Problem
Skip the images. Copy the records exactly as written.

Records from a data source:
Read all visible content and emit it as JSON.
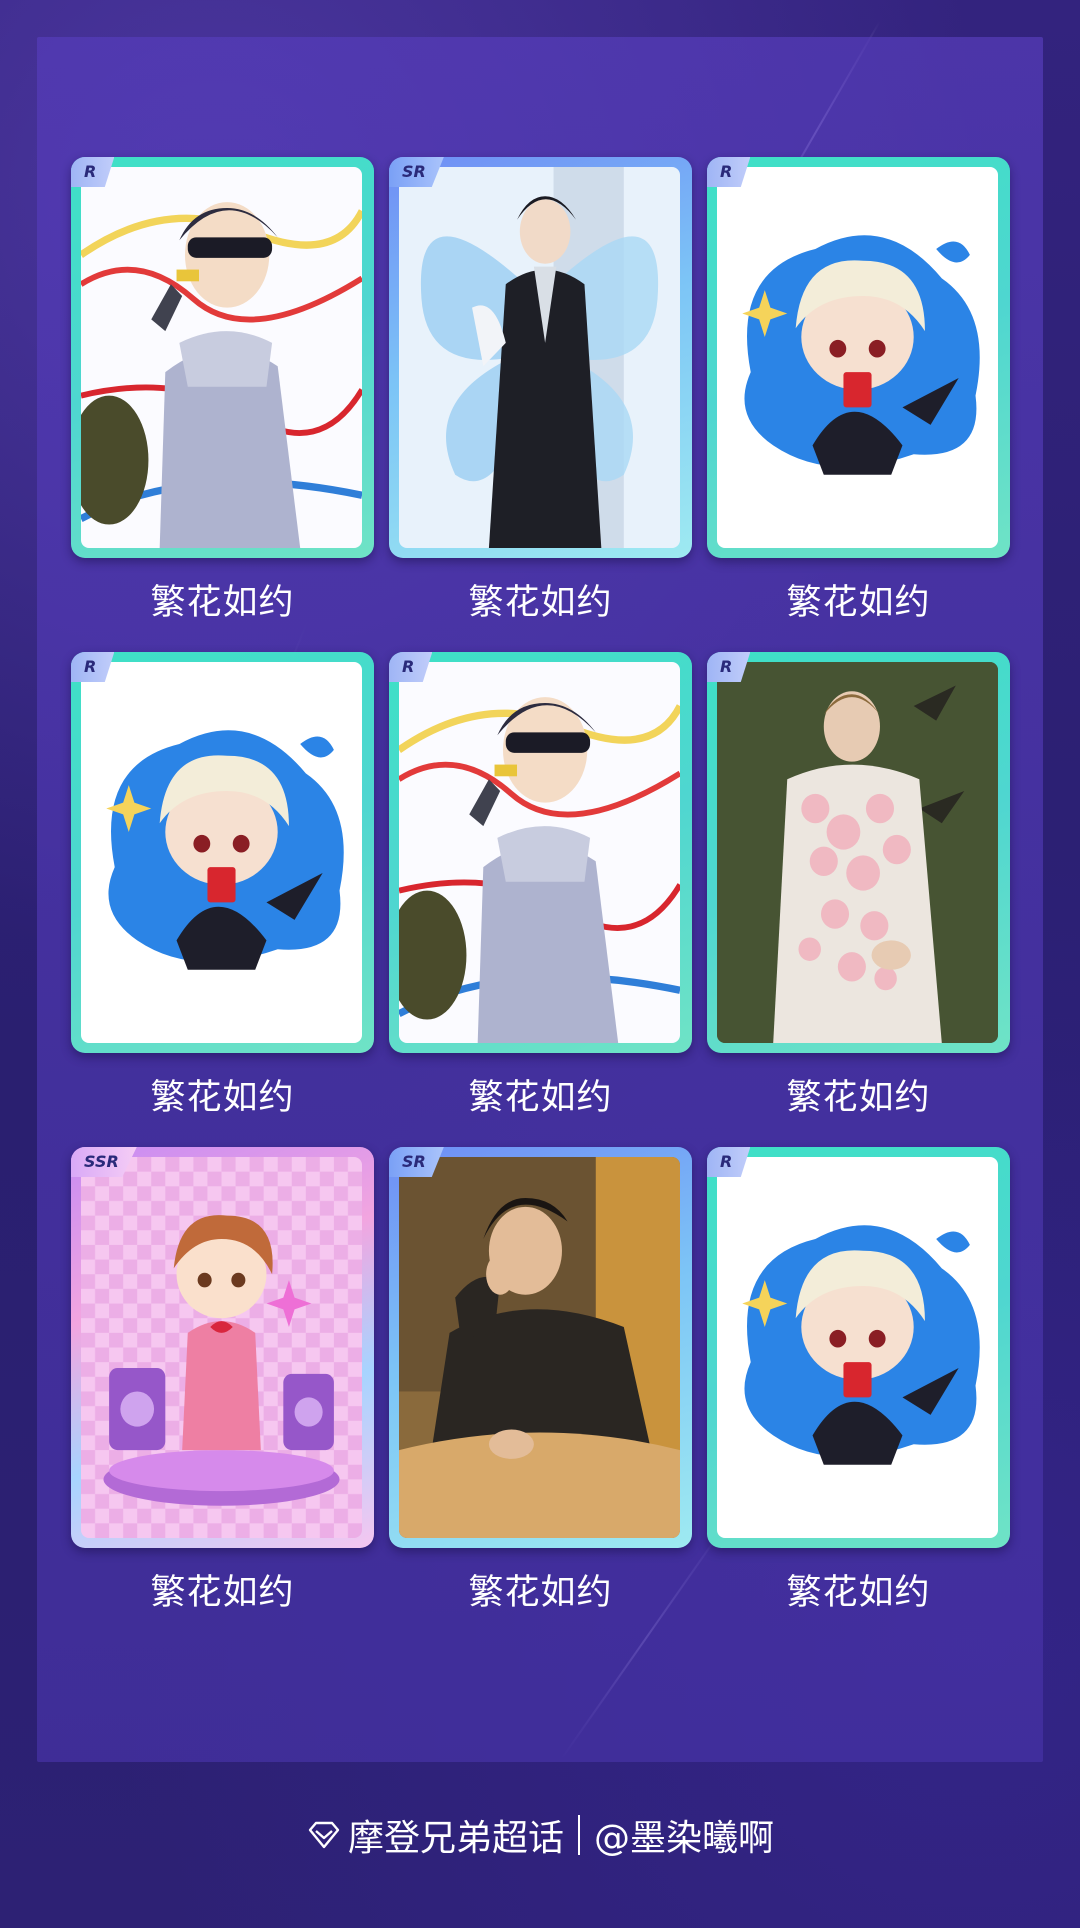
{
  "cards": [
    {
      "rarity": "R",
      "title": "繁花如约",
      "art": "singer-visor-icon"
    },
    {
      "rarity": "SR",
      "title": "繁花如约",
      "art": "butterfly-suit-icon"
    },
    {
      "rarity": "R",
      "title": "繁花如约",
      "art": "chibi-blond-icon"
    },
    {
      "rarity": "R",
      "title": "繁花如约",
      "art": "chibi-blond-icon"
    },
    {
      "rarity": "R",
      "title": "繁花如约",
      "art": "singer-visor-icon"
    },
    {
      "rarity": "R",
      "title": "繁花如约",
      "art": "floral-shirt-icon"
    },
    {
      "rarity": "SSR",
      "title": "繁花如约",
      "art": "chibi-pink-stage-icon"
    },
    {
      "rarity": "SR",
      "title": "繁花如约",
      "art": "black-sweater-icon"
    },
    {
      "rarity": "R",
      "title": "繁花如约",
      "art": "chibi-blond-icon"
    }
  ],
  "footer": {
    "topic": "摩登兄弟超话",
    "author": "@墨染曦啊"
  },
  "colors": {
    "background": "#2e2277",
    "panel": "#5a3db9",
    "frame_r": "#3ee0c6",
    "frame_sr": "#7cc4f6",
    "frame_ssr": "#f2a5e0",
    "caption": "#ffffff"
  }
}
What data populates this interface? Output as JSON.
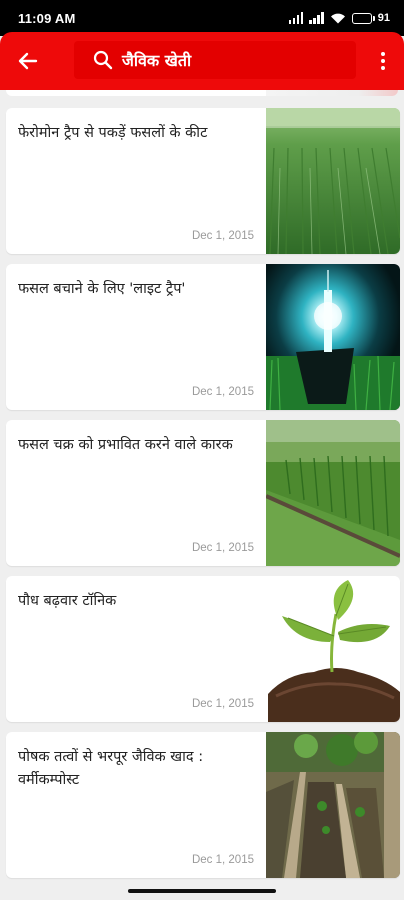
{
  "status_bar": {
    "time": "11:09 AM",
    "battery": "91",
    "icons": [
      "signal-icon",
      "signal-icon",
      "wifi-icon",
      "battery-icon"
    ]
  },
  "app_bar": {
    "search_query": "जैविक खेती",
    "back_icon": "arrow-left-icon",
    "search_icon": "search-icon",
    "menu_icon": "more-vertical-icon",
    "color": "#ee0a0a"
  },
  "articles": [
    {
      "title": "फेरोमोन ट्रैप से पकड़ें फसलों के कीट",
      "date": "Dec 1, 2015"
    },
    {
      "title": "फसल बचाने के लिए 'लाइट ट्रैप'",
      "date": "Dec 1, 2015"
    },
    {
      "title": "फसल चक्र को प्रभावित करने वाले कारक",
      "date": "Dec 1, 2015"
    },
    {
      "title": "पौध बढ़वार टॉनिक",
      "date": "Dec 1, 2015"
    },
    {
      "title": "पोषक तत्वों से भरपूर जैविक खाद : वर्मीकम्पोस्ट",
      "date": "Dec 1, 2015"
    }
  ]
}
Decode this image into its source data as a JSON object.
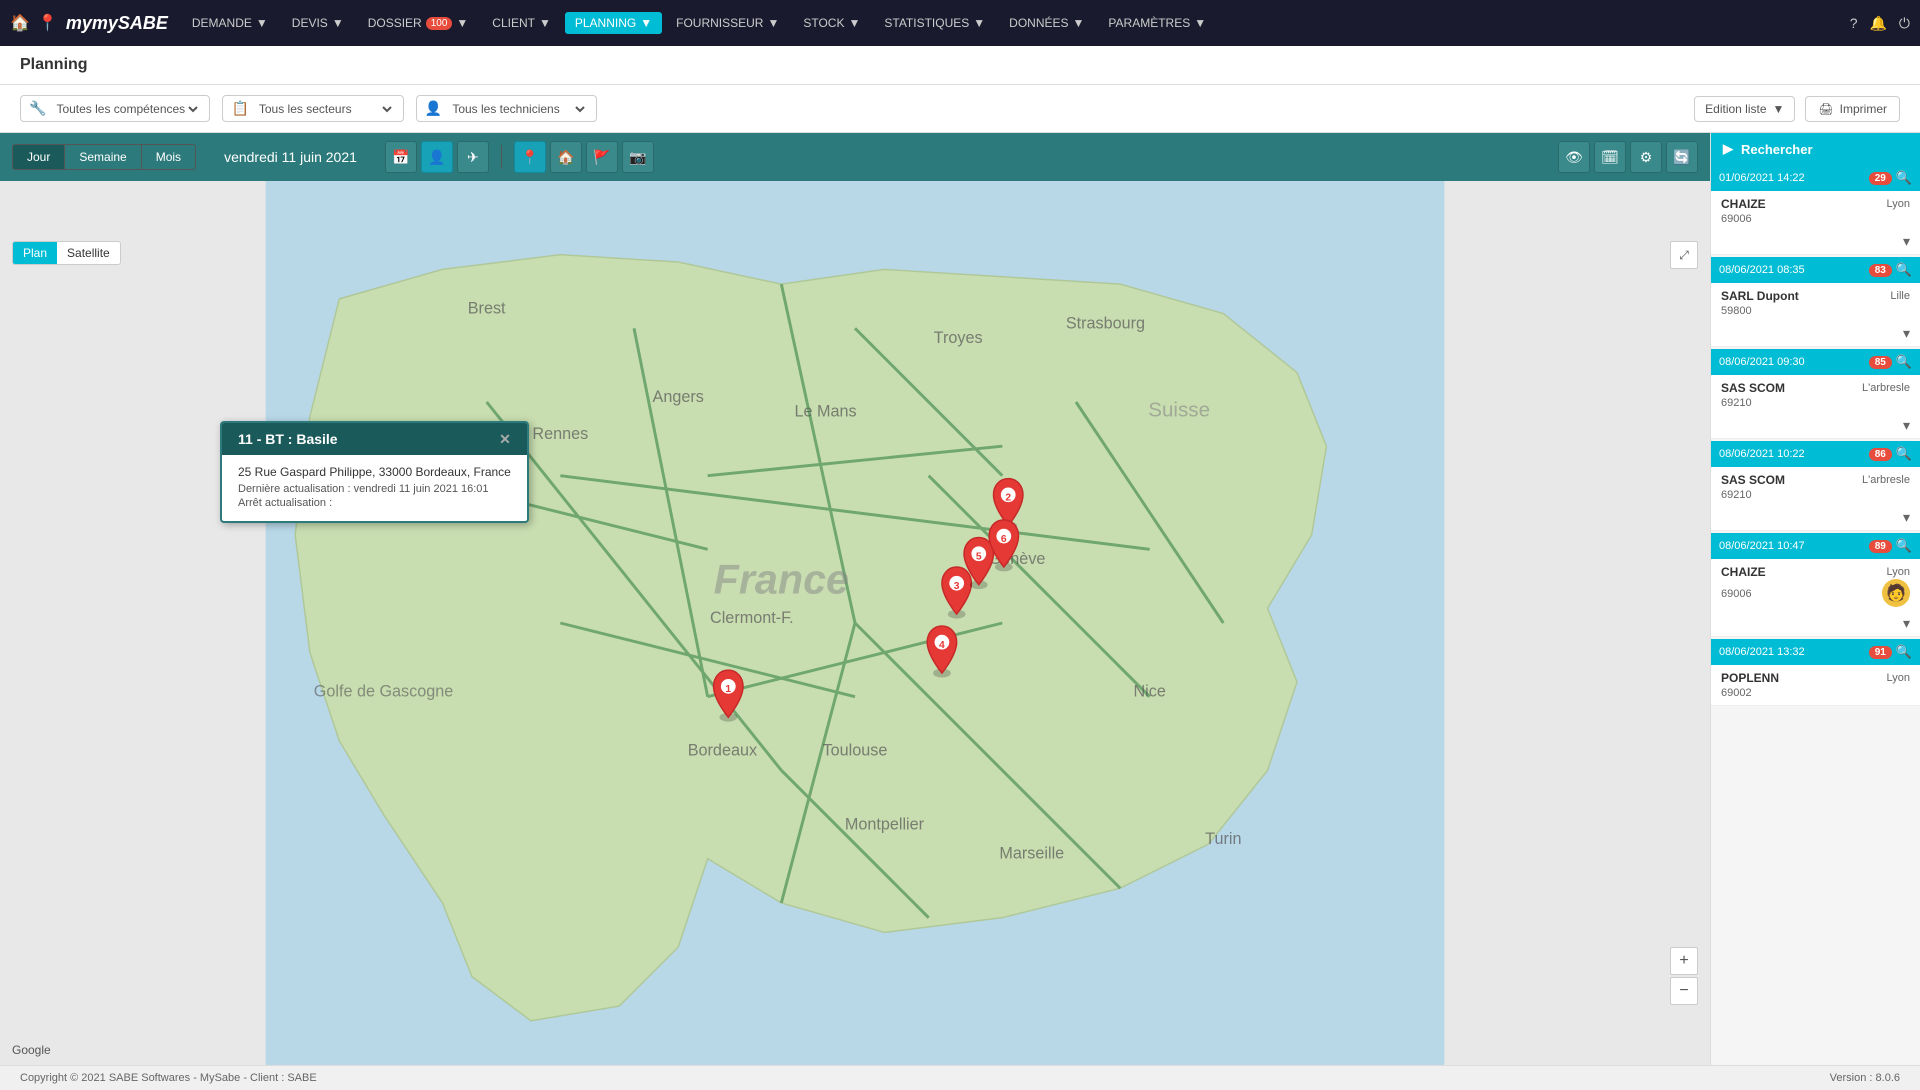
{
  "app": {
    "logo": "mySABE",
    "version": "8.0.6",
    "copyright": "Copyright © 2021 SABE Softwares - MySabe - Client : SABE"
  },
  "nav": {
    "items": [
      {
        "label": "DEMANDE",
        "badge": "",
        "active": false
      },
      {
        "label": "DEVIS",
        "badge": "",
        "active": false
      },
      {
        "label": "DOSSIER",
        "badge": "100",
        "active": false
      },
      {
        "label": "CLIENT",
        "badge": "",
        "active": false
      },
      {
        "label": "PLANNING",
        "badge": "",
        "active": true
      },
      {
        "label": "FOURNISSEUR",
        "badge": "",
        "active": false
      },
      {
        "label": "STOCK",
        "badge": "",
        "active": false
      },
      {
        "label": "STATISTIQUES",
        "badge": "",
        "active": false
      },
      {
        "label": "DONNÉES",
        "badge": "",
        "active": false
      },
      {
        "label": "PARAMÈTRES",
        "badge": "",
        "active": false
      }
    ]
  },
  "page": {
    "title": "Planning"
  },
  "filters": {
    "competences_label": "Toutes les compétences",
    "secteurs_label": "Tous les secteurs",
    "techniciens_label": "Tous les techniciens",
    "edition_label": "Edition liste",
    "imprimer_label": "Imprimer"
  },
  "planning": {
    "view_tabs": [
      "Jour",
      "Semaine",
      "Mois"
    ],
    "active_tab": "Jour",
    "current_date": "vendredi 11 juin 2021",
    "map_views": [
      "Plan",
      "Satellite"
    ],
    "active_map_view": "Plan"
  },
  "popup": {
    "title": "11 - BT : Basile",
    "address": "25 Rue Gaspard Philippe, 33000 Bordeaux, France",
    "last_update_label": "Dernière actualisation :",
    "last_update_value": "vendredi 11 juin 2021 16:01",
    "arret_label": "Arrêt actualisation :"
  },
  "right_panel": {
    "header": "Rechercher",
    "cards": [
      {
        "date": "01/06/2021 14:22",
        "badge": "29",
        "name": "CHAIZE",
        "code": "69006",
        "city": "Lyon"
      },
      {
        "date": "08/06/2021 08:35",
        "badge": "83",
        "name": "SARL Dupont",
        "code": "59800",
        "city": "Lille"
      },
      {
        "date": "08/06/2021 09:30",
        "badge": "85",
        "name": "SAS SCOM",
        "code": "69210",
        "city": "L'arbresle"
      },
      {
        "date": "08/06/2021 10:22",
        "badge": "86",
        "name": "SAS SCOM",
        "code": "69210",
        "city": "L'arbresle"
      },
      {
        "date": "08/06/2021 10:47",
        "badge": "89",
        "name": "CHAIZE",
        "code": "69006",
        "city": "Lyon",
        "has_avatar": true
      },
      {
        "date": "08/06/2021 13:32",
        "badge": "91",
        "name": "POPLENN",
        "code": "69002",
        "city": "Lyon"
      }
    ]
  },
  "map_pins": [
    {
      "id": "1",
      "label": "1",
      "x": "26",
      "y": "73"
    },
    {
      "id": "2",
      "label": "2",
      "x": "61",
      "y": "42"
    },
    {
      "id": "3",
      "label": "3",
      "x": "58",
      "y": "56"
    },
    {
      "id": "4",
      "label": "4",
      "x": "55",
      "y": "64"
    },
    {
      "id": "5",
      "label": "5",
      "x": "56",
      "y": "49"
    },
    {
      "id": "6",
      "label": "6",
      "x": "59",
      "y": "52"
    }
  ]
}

Answer
Read all visible content and emit it as JSON.
{
  "cards": [
    {
      "rarity": "R",
      "title": "繁花如约",
      "art": "singer-visor-icon"
    },
    {
      "rarity": "SR",
      "title": "繁花如约",
      "art": "butterfly-suit-icon"
    },
    {
      "rarity": "R",
      "title": "繁花如约",
      "art": "chibi-blond-icon"
    },
    {
      "rarity": "R",
      "title": "繁花如约",
      "art": "chibi-blond-icon"
    },
    {
      "rarity": "R",
      "title": "繁花如约",
      "art": "singer-visor-icon"
    },
    {
      "rarity": "R",
      "title": "繁花如约",
      "art": "floral-shirt-icon"
    },
    {
      "rarity": "SSR",
      "title": "繁花如约",
      "art": "chibi-pink-stage-icon"
    },
    {
      "rarity": "SR",
      "title": "繁花如约",
      "art": "black-sweater-icon"
    },
    {
      "rarity": "R",
      "title": "繁花如约",
      "art": "chibi-blond-icon"
    }
  ],
  "footer": {
    "topic": "摩登兄弟超话",
    "author": "@墨染曦啊"
  },
  "colors": {
    "background": "#2e2277",
    "panel": "#5a3db9",
    "frame_r": "#3ee0c6",
    "frame_sr": "#7cc4f6",
    "frame_ssr": "#f2a5e0",
    "caption": "#ffffff"
  }
}
What data populates this interface? Output as JSON.
{
  "status_bar": {
    "time": "11:09 AM",
    "battery": "91",
    "icons": [
      "signal-icon",
      "signal-icon",
      "wifi-icon",
      "battery-icon"
    ]
  },
  "app_bar": {
    "search_query": "जैविक खेती",
    "back_icon": "arrow-left-icon",
    "search_icon": "search-icon",
    "menu_icon": "more-vertical-icon",
    "color": "#ee0a0a"
  },
  "articles": [
    {
      "title": "फेरोमोन ट्रैप से पकड़ें फसलों के कीट",
      "date": "Dec 1, 2015"
    },
    {
      "title": "फसल बचाने के लिए 'लाइट ट्रैप'",
      "date": "Dec 1, 2015"
    },
    {
      "title": "फसल चक्र को प्रभावित करने वाले कारक",
      "date": "Dec 1, 2015"
    },
    {
      "title": "पौध बढ़वार टॉनिक",
      "date": "Dec 1, 2015"
    },
    {
      "title": "पोषक तत्वों से भरपूर जैविक खाद : वर्मीकम्पोस्ट",
      "date": "Dec 1, 2015"
    }
  ]
}
Decode this image into its source data as a JSON object.
{
  "app": {
    "logo": "mySABE",
    "version": "8.0.6",
    "copyright": "Copyright © 2021 SABE Softwares - MySabe - Client : SABE"
  },
  "nav": {
    "items": [
      {
        "label": "DEMANDE",
        "badge": "",
        "active": false
      },
      {
        "label": "DEVIS",
        "badge": "",
        "active": false
      },
      {
        "label": "DOSSIER",
        "badge": "100",
        "active": false
      },
      {
        "label": "CLIENT",
        "badge": "",
        "active": false
      },
      {
        "label": "PLANNING",
        "badge": "",
        "active": true
      },
      {
        "label": "FOURNISSEUR",
        "badge": "",
        "active": false
      },
      {
        "label": "STOCK",
        "badge": "",
        "active": false
      },
      {
        "label": "STATISTIQUES",
        "badge": "",
        "active": false
      },
      {
        "label": "DONNÉES",
        "badge": "",
        "active": false
      },
      {
        "label": "PARAMÈTRES",
        "badge": "",
        "active": false
      }
    ]
  },
  "page": {
    "title": "Planning"
  },
  "filters": {
    "competences_label": "Toutes les compétences",
    "secteurs_label": "Tous les secteurs",
    "techniciens_label": "Tous les techniciens",
    "edition_label": "Edition liste",
    "imprimer_label": "Imprimer"
  },
  "planning": {
    "view_tabs": [
      "Jour",
      "Semaine",
      "Mois"
    ],
    "active_tab": "Jour",
    "current_date": "vendredi 11 juin 2021",
    "map_views": [
      "Plan",
      "Satellite"
    ],
    "active_map_view": "Plan"
  },
  "popup": {
    "title": "11 - BT : Basile",
    "address": "25 Rue Gaspard Philippe, 33000 Bordeaux, France",
    "last_update_label": "Dernière actualisation :",
    "last_update_value": "vendredi 11 juin 2021 16:01",
    "arret_label": "Arrêt actualisation :"
  },
  "right_panel": {
    "header": "Rechercher",
    "cards": [
      {
        "date": "01/06/2021 14:22",
        "badge": "29",
        "name": "CHAIZE",
        "code": "69006",
        "city": "Lyon"
      },
      {
        "date": "08/06/2021 08:35",
        "badge": "83",
        "name": "SARL Dupont",
        "code": "59800",
        "city": "Lille"
      },
      {
        "date": "08/06/2021 09:30",
        "badge": "85",
        "name": "SAS SCOM",
        "code": "69210",
        "city": "L'arbresle"
      },
      {
        "date": "08/06/2021 10:22",
        "badge": "86",
        "name": "SAS SCOM",
        "code": "69210",
        "city": "L'arbresle"
      },
      {
        "date": "08/06/2021 10:47",
        "badge": "89",
        "name": "CHAIZE",
        "code": "69006",
        "city": "Lyon",
        "has_avatar": true
      },
      {
        "date": "08/06/2021 13:32",
        "badge": "91",
        "name": "POPLENN",
        "code": "69002",
        "city": "Lyon"
      }
    ]
  },
  "map_pins": [
    {
      "id": "1",
      "label": "1",
      "x": "26",
      "y": "73"
    },
    {
      "id": "2",
      "label": "2",
      "x": "61",
      "y": "42"
    },
    {
      "id": "3",
      "label": "3",
      "x": "58",
      "y": "56"
    },
    {
      "id": "4",
      "label": "4",
      "x": "55",
      "y": "64"
    },
    {
      "id": "5",
      "label": "5",
      "x": "56",
      "y": "49"
    },
    {
      "id": "6",
      "label": "6",
      "x": "59",
      "y": "52"
    }
  ]
}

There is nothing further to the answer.